TASK INSTRUCTIONS:
Beneath this sentence is a set of records; write each of them out exactly.

>>>

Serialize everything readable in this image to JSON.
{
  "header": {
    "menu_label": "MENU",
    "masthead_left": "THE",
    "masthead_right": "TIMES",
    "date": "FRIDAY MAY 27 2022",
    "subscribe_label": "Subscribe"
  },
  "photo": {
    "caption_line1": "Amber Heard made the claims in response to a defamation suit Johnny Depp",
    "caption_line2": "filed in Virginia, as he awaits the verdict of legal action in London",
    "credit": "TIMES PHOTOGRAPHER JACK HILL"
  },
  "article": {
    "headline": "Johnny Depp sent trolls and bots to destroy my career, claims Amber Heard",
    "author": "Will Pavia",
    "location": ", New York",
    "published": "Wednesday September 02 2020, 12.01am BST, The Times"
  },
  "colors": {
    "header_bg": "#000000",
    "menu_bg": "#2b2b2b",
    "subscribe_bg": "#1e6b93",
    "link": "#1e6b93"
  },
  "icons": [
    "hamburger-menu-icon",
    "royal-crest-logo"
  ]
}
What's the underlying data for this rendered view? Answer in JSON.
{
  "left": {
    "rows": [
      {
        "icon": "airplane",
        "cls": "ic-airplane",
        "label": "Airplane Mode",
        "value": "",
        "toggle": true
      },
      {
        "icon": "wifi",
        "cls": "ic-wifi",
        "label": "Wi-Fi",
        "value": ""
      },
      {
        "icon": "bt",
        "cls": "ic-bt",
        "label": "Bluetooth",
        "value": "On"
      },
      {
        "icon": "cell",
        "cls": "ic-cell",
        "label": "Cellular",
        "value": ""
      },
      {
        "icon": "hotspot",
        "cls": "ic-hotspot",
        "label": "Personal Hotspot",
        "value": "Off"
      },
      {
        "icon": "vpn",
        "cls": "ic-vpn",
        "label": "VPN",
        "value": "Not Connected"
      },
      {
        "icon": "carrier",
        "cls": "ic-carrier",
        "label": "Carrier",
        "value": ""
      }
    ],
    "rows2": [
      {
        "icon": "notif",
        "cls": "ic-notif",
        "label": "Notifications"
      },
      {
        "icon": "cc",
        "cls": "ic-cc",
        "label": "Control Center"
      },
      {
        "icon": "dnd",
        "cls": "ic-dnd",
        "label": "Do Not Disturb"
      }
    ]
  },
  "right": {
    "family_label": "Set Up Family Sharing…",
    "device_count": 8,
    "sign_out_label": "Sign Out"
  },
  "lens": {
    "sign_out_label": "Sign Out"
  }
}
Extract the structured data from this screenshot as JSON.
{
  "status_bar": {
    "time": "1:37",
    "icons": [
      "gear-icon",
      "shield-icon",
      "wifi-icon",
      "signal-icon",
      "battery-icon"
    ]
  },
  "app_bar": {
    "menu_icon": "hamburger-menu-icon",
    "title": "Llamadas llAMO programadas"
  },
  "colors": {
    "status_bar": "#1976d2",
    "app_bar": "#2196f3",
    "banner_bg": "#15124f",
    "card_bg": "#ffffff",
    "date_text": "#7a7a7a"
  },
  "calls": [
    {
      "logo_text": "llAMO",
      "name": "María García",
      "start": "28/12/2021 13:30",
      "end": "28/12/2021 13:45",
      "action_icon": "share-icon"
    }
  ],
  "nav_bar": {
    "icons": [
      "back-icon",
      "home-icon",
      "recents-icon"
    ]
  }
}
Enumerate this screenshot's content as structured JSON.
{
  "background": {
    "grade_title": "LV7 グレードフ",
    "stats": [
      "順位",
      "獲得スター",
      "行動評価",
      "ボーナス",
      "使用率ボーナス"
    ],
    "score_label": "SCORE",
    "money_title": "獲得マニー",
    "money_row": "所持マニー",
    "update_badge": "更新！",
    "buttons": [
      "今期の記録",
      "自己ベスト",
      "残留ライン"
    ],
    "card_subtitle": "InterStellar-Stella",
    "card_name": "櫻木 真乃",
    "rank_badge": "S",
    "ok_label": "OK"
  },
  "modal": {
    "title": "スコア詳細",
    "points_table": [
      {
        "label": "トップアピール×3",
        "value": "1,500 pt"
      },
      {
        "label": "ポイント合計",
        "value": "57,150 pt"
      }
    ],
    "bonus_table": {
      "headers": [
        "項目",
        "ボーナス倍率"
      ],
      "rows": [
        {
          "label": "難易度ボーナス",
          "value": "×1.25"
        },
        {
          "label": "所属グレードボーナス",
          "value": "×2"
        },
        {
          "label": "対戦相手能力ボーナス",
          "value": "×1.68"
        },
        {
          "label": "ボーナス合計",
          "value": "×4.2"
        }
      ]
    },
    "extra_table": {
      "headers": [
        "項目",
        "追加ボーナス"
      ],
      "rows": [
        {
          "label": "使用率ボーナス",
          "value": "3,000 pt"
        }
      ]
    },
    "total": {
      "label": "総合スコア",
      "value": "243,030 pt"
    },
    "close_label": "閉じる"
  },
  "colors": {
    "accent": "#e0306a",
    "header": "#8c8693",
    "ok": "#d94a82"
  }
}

<<<

THE COMPLETED TASK:
Serialize everything readable in this image to JSON.
{
  "header": {
    "menu_label": "MENU",
    "masthead_left": "THE",
    "masthead_right": "TIMES",
    "date": "FRIDAY MAY 27 2022",
    "subscribe_label": "Subscribe"
  },
  "photo": {
    "caption_line1": "Amber Heard made the claims in response to a defamation suit Johnny Depp",
    "caption_line2": "filed in Virginia, as he awaits the verdict of legal action in London",
    "credit": "TIMES PHOTOGRAPHER JACK HILL"
  },
  "article": {
    "headline": "Johnny Depp sent trolls and bots to destroy my career, claims Amber Heard",
    "author": "Will Pavia",
    "location": ", New York",
    "published": "Wednesday September 02 2020, 12.01am BST, The Times"
  },
  "colors": {
    "header_bg": "#000000",
    "menu_bg": "#2b2b2b",
    "subscribe_bg": "#1e6b93",
    "link": "#1e6b93"
  },
  "icons": [
    "hamburger-menu-icon",
    "royal-crest-logo"
  ]
}
What's the underlying data for this rendered view? Answer in JSON.
{
  "left": {
    "rows": [
      {
        "icon": "airplane",
        "cls": "ic-airplane",
        "label": "Airplane Mode",
        "value": "",
        "toggle": true
      },
      {
        "icon": "wifi",
        "cls": "ic-wifi",
        "label": "Wi-Fi",
        "value": ""
      },
      {
        "icon": "bt",
        "cls": "ic-bt",
        "label": "Bluetooth",
        "value": "On"
      },
      {
        "icon": "cell",
        "cls": "ic-cell",
        "label": "Cellular",
        "value": ""
      },
      {
        "icon": "hotspot",
        "cls": "ic-hotspot",
        "label": "Personal Hotspot",
        "value": "Off"
      },
      {
        "icon": "vpn",
        "cls": "ic-vpn",
        "label": "VPN",
        "value": "Not Connected"
      },
      {
        "icon": "carrier",
        "cls": "ic-carrier",
        "label": "Carrier",
        "value": ""
      }
    ],
    "rows2": [
      {
        "icon": "notif",
        "cls": "ic-notif",
        "label": "Notifications"
      },
      {
        "icon": "cc",
        "cls": "ic-cc",
        "label": "Control Center"
      },
      {
        "icon": "dnd",
        "cls": "ic-dnd",
        "label": "Do Not Disturb"
      }
    ]
  },
  "right": {
    "family_label": "Set Up Family Sharing…",
    "device_count": 8,
    "sign_out_label": "Sign Out"
  },
  "lens": {
    "sign_out_label": "Sign Out"
  }
}
Extract the structured data from this screenshot as JSON.
{
  "status_bar": {
    "time": "1:37",
    "icons": [
      "gear-icon",
      "shield-icon",
      "wifi-icon",
      "signal-icon",
      "battery-icon"
    ]
  },
  "app_bar": {
    "menu_icon": "hamburger-menu-icon",
    "title": "Llamadas llAMO programadas"
  },
  "colors": {
    "status_bar": "#1976d2",
    "app_bar": "#2196f3",
    "banner_bg": "#15124f",
    "card_bg": "#ffffff",
    "date_text": "#7a7a7a"
  },
  "calls": [
    {
      "logo_text": "llAMO",
      "name": "María García",
      "start": "28/12/2021 13:30",
      "end": "28/12/2021 13:45",
      "action_icon": "share-icon"
    }
  ],
  "nav_bar": {
    "icons": [
      "back-icon",
      "home-icon",
      "recents-icon"
    ]
  }
}
Enumerate this screenshot's content as structured JSON.
{
  "background": {
    "grade_title": "LV7 グレードフ",
    "stats": [
      "順位",
      "獲得スター",
      "行動評価",
      "ボーナス",
      "使用率ボーナス"
    ],
    "score_label": "SCORE",
    "money_title": "獲得マニー",
    "money_row": "所持マニー",
    "update_badge": "更新！",
    "buttons": [
      "今期の記録",
      "自己ベスト",
      "残留ライン"
    ],
    "card_subtitle": "InterStellar-Stella",
    "card_name": "櫻木 真乃",
    "rank_badge": "S",
    "ok_label": "OK"
  },
  "modal": {
    "title": "スコア詳細",
    "points_table": [
      {
        "label": "トップアピール×3",
        "value": "1,500 pt"
      },
      {
        "label": "ポイント合計",
        "value": "57,150 pt"
      }
    ],
    "bonus_table": {
      "headers": [
        "項目",
        "ボーナス倍率"
      ],
      "rows": [
        {
          "label": "難易度ボーナス",
          "value": "×1.25"
        },
        {
          "label": "所属グレードボーナス",
          "value": "×2"
        },
        {
          "label": "対戦相手能力ボーナス",
          "value": "×1.68"
        },
        {
          "label": "ボーナス合計",
          "value": "×4.2"
        }
      ]
    },
    "extra_table": {
      "headers": [
        "項目",
        "追加ボーナス"
      ],
      "rows": [
        {
          "label": "使用率ボーナス",
          "value": "3,000 pt"
        }
      ]
    },
    "total": {
      "label": "総合スコア",
      "value": "243,030 pt"
    },
    "close_label": "閉じる"
  },
  "colors": {
    "accent": "#e0306a",
    "header": "#8c8693",
    "ok": "#d94a82"
  }
}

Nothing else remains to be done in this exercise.